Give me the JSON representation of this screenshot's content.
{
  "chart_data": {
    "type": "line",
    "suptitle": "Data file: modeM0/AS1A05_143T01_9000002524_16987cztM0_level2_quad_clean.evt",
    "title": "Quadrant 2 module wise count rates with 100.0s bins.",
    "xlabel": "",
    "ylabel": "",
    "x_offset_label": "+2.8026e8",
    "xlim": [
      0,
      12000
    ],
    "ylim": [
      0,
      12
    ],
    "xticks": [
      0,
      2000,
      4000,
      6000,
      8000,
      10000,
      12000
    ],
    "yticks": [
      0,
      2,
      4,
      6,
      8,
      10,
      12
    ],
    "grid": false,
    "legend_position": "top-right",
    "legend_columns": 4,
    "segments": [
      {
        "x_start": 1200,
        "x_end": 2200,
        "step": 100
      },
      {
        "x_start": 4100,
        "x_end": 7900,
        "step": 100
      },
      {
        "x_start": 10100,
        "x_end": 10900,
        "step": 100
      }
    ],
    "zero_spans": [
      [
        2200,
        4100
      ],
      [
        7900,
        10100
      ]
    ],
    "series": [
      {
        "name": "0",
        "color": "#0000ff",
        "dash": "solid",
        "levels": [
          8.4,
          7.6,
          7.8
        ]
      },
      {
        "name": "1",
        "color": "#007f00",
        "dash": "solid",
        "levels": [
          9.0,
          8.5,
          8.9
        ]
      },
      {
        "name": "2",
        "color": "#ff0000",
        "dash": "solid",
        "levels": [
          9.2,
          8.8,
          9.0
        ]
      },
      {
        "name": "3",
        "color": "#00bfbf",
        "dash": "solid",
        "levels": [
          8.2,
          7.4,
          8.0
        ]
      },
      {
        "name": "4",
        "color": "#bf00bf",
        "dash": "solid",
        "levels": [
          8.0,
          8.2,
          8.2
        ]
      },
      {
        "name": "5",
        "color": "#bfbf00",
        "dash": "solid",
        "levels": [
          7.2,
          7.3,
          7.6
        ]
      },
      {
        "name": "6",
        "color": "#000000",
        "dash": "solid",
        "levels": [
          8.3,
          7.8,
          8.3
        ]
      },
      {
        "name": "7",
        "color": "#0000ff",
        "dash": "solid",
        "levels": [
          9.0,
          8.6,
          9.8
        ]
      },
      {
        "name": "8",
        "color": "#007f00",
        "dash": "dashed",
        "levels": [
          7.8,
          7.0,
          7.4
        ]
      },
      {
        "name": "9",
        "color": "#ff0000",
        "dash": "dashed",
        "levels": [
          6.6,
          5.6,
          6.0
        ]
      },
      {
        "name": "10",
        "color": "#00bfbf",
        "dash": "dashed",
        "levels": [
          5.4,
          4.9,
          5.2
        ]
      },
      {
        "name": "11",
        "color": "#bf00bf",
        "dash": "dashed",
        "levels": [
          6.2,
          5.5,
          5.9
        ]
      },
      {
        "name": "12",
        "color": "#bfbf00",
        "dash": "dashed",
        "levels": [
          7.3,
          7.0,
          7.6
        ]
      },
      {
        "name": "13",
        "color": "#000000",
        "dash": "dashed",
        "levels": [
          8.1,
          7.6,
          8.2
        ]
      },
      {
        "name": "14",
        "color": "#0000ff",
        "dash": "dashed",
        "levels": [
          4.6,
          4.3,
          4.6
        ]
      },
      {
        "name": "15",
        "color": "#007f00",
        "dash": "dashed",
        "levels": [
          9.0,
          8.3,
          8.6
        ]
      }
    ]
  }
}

************

Repeat the entries exactly, all of them.

### [Completed task]
Give me the JSON representation of this screenshot's content.
{
  "chart_data": {
    "type": "line",
    "suptitle": "Data file: modeM0/AS1A05_143T01_9000002524_16987cztM0_level2_quad_clean.evt",
    "title": "Quadrant 2 module wise count rates with 100.0s bins.",
    "xlabel": "",
    "ylabel": "",
    "x_offset_label": "+2.8026e8",
    "xlim": [
      0,
      12000
    ],
    "ylim": [
      0,
      12
    ],
    "xticks": [
      0,
      2000,
      4000,
      6000,
      8000,
      10000,
      12000
    ],
    "yticks": [
      0,
      2,
      4,
      6,
      8,
      10,
      12
    ],
    "grid": false,
    "legend_position": "top-right",
    "legend_columns": 4,
    "segments": [
      {
        "x_start": 1200,
        "x_end": 2200,
        "step": 100
      },
      {
        "x_start": 4100,
        "x_end": 7900,
        "step": 100
      },
      {
        "x_start": 10100,
        "x_end": 10900,
        "step": 100
      }
    ],
    "zero_spans": [
      [
        2200,
        4100
      ],
      [
        7900,
        10100
      ]
    ],
    "series": [
      {
        "name": "0",
        "color": "#0000ff",
        "dash": "solid",
        "levels": [
          8.4,
          7.6,
          7.8
        ]
      },
      {
        "name": "1",
        "color": "#007f00",
        "dash": "solid",
        "levels": [
          9.0,
          8.5,
          8.9
        ]
      },
      {
        "name": "2",
        "color": "#ff0000",
        "dash": "solid",
        "levels": [
          9.2,
          8.8,
          9.0
        ]
      },
      {
        "name": "3",
        "color": "#00bfbf",
        "dash": "solid",
        "levels": [
          8.2,
          7.4,
          8.0
        ]
      },
      {
        "name": "4",
        "color": "#bf00bf",
        "dash": "solid",
        "levels": [
          8.0,
          8.2,
          8.2
        ]
      },
      {
        "name": "5",
        "color": "#bfbf00",
        "dash": "solid",
        "levels": [
          7.2,
          7.3,
          7.6
        ]
      },
      {
        "name": "6",
        "color": "#000000",
        "dash": "solid",
        "levels": [
          8.3,
          7.8,
          8.3
        ]
      },
      {
        "name": "7",
        "color": "#0000ff",
        "dash": "solid",
        "levels": [
          9.0,
          8.6,
          9.8
        ]
      },
      {
        "name": "8",
        "color": "#007f00",
        "dash": "dashed",
        "levels": [
          7.8,
          7.0,
          7.4
        ]
      },
      {
        "name": "9",
        "color": "#ff0000",
        "dash": "dashed",
        "levels": [
          6.6,
          5.6,
          6.0
        ]
      },
      {
        "name": "10",
        "color": "#00bfbf",
        "dash": "dashed",
        "levels": [
          5.4,
          4.9,
          5.2
        ]
      },
      {
        "name": "11",
        "color": "#bf00bf",
        "dash": "dashed",
        "levels": [
          6.2,
          5.5,
          5.9
        ]
      },
      {
        "name": "12",
        "color": "#bfbf00",
        "dash": "dashed",
        "levels": [
          7.3,
          7.0,
          7.6
        ]
      },
      {
        "name": "13",
        "color": "#000000",
        "dash": "dashed",
        "levels": [
          8.1,
          7.6,
          8.2
        ]
      },
      {
        "name": "14",
        "color": "#0000ff",
        "dash": "dashed",
        "levels": [
          4.6,
          4.3,
          4.6
        ]
      },
      {
        "name": "15",
        "color": "#007f00",
        "dash": "dashed",
        "levels": [
          9.0,
          8.3,
          8.6
        ]
      }
    ]
  }
}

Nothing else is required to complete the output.